Activity A:
Answer these questions from the fresh chickpea text below, one line each:
(i) How long does the Middle Eastern chickpea salad recipe say to let it soak before eating?
(ii) What does the restaurant's newer dish pair fresh chickpeas with?
(iii) For how long does the text suggest steaming the pods before removing them?
Activity B: Please extend the fresh chickpea text below, picking up after its last sentence.

Text:
· · · · · · ·
I like the beans slightly toothy, and to be able to really taste the beans, olive oil and herbs separately, so I do a short boil.
A slightly longer boil will soften the beans, allow them to absorb more of the flavors, and give you a texture closer to a dip- still tasty, but kind of defeats the purpose of using fresh beans IMO. For the same reason, I skip the garlic and splash of red wine or balsamic vinegar I would add to canned beans when using fresh, because while tasty, I think it hides the subtle, nutty, fresh flavors.
posted by Anoplura at 11:03 AM on May 5, 2010 [1 favorite]


I like to make a Middle Eastern kind of salad with fresh chickpeas, which basically involves tossing them with olive oil, lemon juice, cumin, cayenne, a clove of raw garlic, salt and pepper, chopped red pepper, and lots of parsley and mint. It's best to let it soak for a night before eating it.
posted by Beardman at 11:08 AM on May 5, 2010


I recently had a meal of sauteed calamari, blood oranges, fresh chickpeas, and thin-sliced red onions that was one of the best things I've ever eaten. I think the chickpeas were cooked a bit, but I have no idea how, and they certainly weren't cooked much. They were tender and delicious, and I've been hoping to get my hands on some ever since.

The restaurant where I ate that has another dish on their menu now that pairs fresh chickpeas with trout and trumpet mushrooms, which also sounds delicious to me.

I don't have recipes for either of these, but perhaps they'll provide inspiration for some experimentation.
posted by dizziest at 11:09 AM on May 5, 2010


check out this article recently published

http://www.thefoodsection.com/foodsection/2010/04/trafficking-in-underage-garbanzo-beans.html

mmmm i had these once and was ecstatic....can't say that about many foods
posted by saraindc at 11:17 AM on May 5, 2010


Chick Pea Soup, Ginger, and Cilantro Soup!

Also, any chickpeas you may find in humus are not fresh.
posted by k. at 11:30 AM on May 5, 2010


Oops, it's only one soup.
posted by k. at 11:30 AM on May 5, 2010


This chickpea "stew" from Bittman is great, and would be great with fresh garbanzos as well. One can also imagine almost endless variations.
posted by OmieWise at 2:36 PM on May 5, 2010


Thanks, Miss Matheson, for linking to the column I wrote for Gapers Block.com about fresh chickpeas. Just about any recipe that uses canned chickpeas can have fresh ones substituted. Fresh their texture tends to be smoother and less grainy. The pods aren't hard to remove, but they're easier if you steam them first for 15-30 minutes, depending on how soft you want the peas to be. They boil and become al dente at about the same time it takes to boil most thicker pasta, so you can add them to the water at the same time as the pasta to cook them. This likely does reduce some of the nutritional value, but it is easier than steaming them separately.
· · · · · · ·
Data for analysis:
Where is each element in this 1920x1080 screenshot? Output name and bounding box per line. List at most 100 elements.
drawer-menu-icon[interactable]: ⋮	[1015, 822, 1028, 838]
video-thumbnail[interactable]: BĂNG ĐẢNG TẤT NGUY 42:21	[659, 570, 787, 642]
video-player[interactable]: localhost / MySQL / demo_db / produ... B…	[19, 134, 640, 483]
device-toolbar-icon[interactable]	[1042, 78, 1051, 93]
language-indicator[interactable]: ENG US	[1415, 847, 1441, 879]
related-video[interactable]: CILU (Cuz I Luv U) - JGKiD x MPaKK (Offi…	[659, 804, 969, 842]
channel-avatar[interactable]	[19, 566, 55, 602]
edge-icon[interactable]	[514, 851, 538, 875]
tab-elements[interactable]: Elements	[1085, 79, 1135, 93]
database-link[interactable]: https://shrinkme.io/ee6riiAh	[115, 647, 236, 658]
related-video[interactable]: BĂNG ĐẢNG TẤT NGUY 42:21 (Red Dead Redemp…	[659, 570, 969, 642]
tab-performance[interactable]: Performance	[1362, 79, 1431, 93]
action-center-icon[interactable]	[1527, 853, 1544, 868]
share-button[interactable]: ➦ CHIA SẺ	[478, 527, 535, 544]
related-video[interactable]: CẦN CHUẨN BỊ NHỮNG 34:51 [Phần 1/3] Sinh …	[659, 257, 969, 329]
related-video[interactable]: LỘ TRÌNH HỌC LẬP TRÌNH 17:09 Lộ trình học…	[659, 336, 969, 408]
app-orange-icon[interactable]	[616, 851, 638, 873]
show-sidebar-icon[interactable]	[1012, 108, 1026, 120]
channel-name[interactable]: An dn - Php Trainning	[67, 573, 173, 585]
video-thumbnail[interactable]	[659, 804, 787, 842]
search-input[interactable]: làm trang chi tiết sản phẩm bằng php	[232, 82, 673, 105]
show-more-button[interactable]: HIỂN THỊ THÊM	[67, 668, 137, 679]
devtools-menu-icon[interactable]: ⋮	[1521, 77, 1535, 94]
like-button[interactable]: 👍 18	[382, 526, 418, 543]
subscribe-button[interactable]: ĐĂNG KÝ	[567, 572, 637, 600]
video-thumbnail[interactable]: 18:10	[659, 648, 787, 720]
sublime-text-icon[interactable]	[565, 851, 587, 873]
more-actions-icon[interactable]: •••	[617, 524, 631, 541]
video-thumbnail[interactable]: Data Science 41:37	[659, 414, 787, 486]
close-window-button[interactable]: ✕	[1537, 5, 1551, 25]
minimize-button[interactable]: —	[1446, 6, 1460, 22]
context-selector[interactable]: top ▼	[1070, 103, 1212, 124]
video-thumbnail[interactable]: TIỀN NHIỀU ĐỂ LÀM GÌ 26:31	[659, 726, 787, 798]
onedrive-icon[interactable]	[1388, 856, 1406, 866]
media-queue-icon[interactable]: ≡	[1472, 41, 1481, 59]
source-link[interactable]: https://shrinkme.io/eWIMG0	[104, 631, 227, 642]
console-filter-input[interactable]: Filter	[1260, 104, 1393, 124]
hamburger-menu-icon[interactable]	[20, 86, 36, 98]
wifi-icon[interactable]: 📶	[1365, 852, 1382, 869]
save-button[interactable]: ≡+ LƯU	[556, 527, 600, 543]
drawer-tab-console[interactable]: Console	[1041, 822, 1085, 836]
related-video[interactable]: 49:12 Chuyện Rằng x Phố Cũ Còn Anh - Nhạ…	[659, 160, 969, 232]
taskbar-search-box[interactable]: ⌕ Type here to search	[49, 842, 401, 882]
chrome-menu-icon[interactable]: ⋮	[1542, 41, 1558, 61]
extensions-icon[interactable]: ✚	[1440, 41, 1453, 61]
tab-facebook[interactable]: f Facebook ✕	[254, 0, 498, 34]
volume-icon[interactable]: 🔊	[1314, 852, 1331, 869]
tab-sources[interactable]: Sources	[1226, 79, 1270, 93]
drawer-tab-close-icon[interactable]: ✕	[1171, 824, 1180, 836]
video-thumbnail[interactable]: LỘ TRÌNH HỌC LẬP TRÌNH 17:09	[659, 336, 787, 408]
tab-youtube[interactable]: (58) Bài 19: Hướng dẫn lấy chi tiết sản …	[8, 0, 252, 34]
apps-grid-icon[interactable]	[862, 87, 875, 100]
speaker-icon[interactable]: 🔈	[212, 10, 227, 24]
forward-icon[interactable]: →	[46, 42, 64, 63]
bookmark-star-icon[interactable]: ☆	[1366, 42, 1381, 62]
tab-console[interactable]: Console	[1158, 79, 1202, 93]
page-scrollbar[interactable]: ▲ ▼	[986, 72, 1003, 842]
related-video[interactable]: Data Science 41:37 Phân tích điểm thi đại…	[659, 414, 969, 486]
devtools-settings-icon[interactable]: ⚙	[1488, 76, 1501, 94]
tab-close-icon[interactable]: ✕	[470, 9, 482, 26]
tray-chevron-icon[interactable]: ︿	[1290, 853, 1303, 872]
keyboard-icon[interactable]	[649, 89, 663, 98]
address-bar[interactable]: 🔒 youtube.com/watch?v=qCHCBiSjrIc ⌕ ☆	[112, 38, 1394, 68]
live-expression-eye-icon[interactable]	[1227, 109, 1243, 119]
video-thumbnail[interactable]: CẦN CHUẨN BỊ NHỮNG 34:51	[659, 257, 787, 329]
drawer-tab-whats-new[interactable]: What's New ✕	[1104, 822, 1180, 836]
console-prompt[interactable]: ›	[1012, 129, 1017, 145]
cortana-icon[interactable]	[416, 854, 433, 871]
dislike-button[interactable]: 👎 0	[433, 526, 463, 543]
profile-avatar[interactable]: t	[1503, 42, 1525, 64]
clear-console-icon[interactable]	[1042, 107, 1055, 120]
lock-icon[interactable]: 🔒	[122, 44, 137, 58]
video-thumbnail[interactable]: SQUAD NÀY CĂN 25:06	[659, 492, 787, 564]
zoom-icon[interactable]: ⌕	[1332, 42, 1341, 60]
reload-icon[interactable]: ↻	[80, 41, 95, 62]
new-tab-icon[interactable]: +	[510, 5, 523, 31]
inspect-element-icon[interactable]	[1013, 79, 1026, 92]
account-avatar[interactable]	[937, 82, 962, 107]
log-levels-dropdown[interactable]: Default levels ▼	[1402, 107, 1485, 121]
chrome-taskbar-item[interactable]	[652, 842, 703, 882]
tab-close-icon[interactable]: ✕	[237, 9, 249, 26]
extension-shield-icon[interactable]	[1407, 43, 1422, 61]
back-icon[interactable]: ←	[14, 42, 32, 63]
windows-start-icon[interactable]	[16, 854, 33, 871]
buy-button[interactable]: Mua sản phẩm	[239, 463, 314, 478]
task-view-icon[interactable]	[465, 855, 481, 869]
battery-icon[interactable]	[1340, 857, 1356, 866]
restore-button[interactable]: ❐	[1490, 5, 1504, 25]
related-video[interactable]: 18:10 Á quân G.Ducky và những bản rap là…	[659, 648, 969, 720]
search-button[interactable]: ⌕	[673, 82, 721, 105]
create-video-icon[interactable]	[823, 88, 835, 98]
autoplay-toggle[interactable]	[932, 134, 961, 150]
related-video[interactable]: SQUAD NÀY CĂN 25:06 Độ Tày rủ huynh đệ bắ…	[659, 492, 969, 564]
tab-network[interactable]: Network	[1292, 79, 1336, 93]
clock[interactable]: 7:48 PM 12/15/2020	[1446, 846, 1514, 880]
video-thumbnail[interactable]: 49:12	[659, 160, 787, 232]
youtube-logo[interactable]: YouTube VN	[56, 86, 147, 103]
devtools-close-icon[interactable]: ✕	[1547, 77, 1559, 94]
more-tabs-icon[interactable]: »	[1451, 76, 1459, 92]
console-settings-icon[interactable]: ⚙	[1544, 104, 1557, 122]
· · · · · · ·
Exercise result A:
(i) For a night.
(ii) Trout and trumpet mushrooms.
(iii) For 15 to 30 minutes, depending on how soft you want the peas to be.

Exercise result B:
You can also steam the pods and sprinkle them with salt and a little chili pepper if you like spicy food and then eat them like edamame. They puree very well so they make a great addition to smooth soups. And even when they're raw they're edible, although their texture does improve if they're cooked lightly at least. And they'll last for a week in your refrigerator in an open plastic bag. As long as they don't get moldy, due to too much humidity, the worst that will happen is they'll dry out a bit and require a slightly longer cooking time. Enjoy them. They're totally worth the work.
posted by cinnachick at 3:11 PM on May 5, 2010


Holy crap this all sounds so awesome, I am totally going to Fiesta tomorrow. Thanks for the tip, fontophilic!

I think hummus would be great - but pretty standard. If you are into Indian food, you could try making some chana masala, or some other chick pea curries.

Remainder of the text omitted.